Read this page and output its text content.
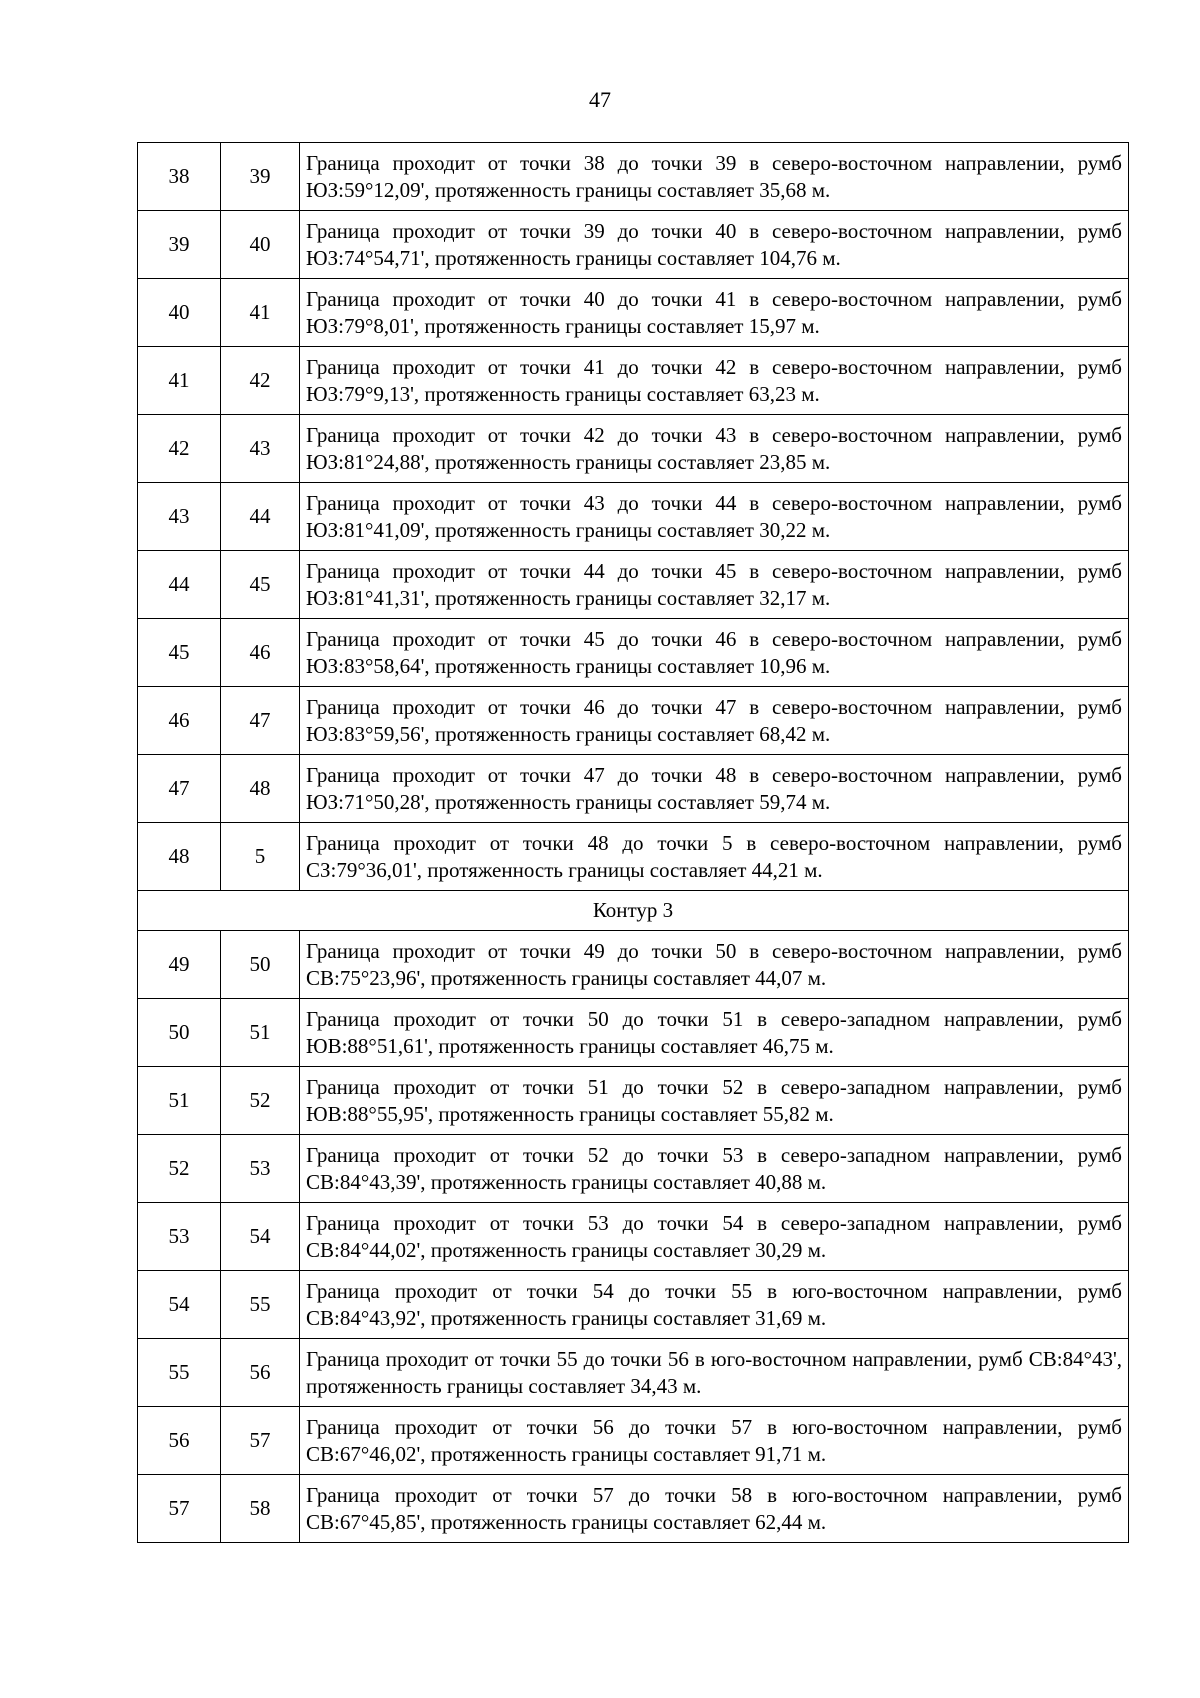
47
38	39	Граница проходит от точки 38 до точки 39 в северо-восточном направлении, румб ЮЗ:59°12,09', протяженность границы составляет 35,68 м.
39	40	Граница проходит от точки 39 до точки 40 в северо-восточном направлении, румб ЮЗ:74°54,71', протяженность границы составляет 104,76 м.
40	41	Граница проходит от точки 40 до точки 41 в северо-восточном направлении, румб ЮЗ:79°8,01', протяженность границы составляет 15,97 м.
41	42	Граница проходит от точки 41 до точки 42 в северо-восточном направлении, румб ЮЗ:79°9,13', протяженность границы составляет 63,23 м.
42	43	Граница проходит от точки 42 до точки 43 в северо-восточном направлении, румб ЮЗ:81°24,88', протяженность границы составляет 23,85 м.
43	44	Граница проходит от точки 43 до точки 44 в северо-восточном направлении, румб ЮЗ:81°41,09', протяженность границы составляет 30,22 м.
44	45	Граница проходит от точки 44 до точки 45 в северо-восточном направлении, румб ЮЗ:81°41,31', протяженность границы составляет 32,17 м.
45	46	Граница проходит от точки 45 до точки 46 в северо-восточном направлении, румб ЮЗ:83°58,64', протяженность границы составляет 10,96 м.
46	47	Граница проходит от точки 46 до точки 47 в северо-восточном направлении, румб ЮЗ:83°59,56', протяженность границы составляет 68,42 м.
47	48	Граница проходит от точки 47 до точки 48 в северо-восточном направлении, румб ЮЗ:71°50,28', протяженность границы составляет 59,74 м.
48	5	Граница проходит от точки 48 до точки 5 в северо-восточном направлении, румб СЗ:79°36,01', протяженность границы составляет 44,21 м.
Контур 3		
49	50	Граница проходит от точки 49 до точки 50 в северо-восточном направлении, румб СВ:75°23,96', протяженность границы составляет 44,07 м.
50	51	Граница проходит от точки 50 до точки 51 в северо-западном направлении, румб ЮВ:88°51,61', протяженность границы составляет 46,75 м.
51	52	Граница проходит от точки 51 до точки 52 в северо-западном направлении, румб ЮВ:88°55,95', протяженность границы составляет 55,82 м.
52	53	Граница проходит от точки 52 до точки 53 в северо-западном направлении, румб СВ:84°43,39', протяженность границы составляет 40,88 м.
53	54	Граница проходит от точки 53 до точки 54 в северо-западном направлении, румб СВ:84°44,02', протяженность границы составляет 30,29 м.
54	55	Граница проходит от точки 54 до точки 55 в юго-восточном направлении, румб СВ:84°43,92', протяженность границы составляет 31,69 м.
55	56	Граница проходит от точки 55 до точки 56 в юго-восточном направлении, румб СВ:84°43', протяженность границы составляет 34,43 м.
56	57	Граница проходит от точки 56 до точки 57 в юго-восточном направлении, румб СВ:67°46,02', протяженность границы составляет 91,71 м.
57	58	Граница проходит от точки 57 до точки 58 в юго-восточном направлении, румб СВ:67°45,85', протяженность границы составляет 62,44 м.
-*-*-
— Request —
The pictures should not be reproduced; quote all of the other material exactly.

— Full output —
Read this page and output its text content.
47
38	39	Граница проходит от точки 38 до точки 39 в северо-восточном направлении, румб ЮЗ:59°12,09', протяженность границы составляет 35,68 м.
39	40	Граница проходит от точки 39 до точки 40 в северо-восточном направлении, румб ЮЗ:74°54,71', протяженность границы составляет 104,76 м.
40	41	Граница проходит от точки 40 до точки 41 в северо-восточном направлении, румб ЮЗ:79°8,01', протяженность границы составляет 15,97 м.
41	42	Граница проходит от точки 41 до точки 42 в северо-восточном направлении, румб ЮЗ:79°9,13', протяженность границы составляет 63,23 м.
42	43	Граница проходит от точки 42 до точки 43 в северо-восточном направлении, румб ЮЗ:81°24,88', протяженность границы составляет 23,85 м.
43	44	Граница проходит от точки 43 до точки 44 в северо-восточном направлении, румб ЮЗ:81°41,09', протяженность границы составляет 30,22 м.
44	45	Граница проходит от точки 44 до точки 45 в северо-восточном направлении, румб ЮЗ:81°41,31', протяженность границы составляет 32,17 м.
45	46	Граница проходит от точки 45 до точки 46 в северо-восточном направлении, румб ЮЗ:83°58,64', протяженность границы составляет 10,96 м.
46	47	Граница проходит от точки 46 до точки 47 в северо-восточном направлении, румб ЮЗ:83°59,56', протяженность границы составляет 68,42 м.
47	48	Граница проходит от точки 47 до точки 48 в северо-восточном направлении, румб ЮЗ:71°50,28', протяженность границы составляет 59,74 м.
48	5	Граница проходит от точки 48 до точки 5 в северо-восточном направлении, румб СЗ:79°36,01', протяженность границы составляет 44,21 м.
Контур 3		
49	50	Граница проходит от точки 49 до точки 50 в северо-восточном направлении, румб СВ:75°23,96', протяженность границы составляет 44,07 м.
50	51	Граница проходит от точки 50 до точки 51 в северо-западном направлении, румб ЮВ:88°51,61', протяженность границы составляет 46,75 м.
51	52	Граница проходит от точки 51 до точки 52 в северо-западном направлении, румб ЮВ:88°55,95', протяженность границы составляет 55,82 м.
52	53	Граница проходит от точки 52 до точки 53 в северо-западном направлении, румб СВ:84°43,39', протяженность границы составляет 40,88 м.
53	54	Граница проходит от точки 53 до точки 54 в северо-западном направлении, румб СВ:84°44,02', протяженность границы составляет 30,29 м.
54	55	Граница проходит от точки 54 до точки 55 в юго-восточном направлении, румб СВ:84°43,92', протяженность границы составляет 31,69 м.
55	56	Граница проходит от точки 55 до точки 56 в юго-восточном направлении, румб СВ:84°43', протяженность границы составляет 34,43 м.
56	57	Граница проходит от точки 56 до точки 57 в юго-восточном направлении, румб СВ:67°46,02', протяженность границы составляет 91,71 м.
57	58	Граница проходит от точки 57 до точки 58 в юго-восточном направлении, румб СВ:67°45,85', протяженность границы составляет 62,44 м.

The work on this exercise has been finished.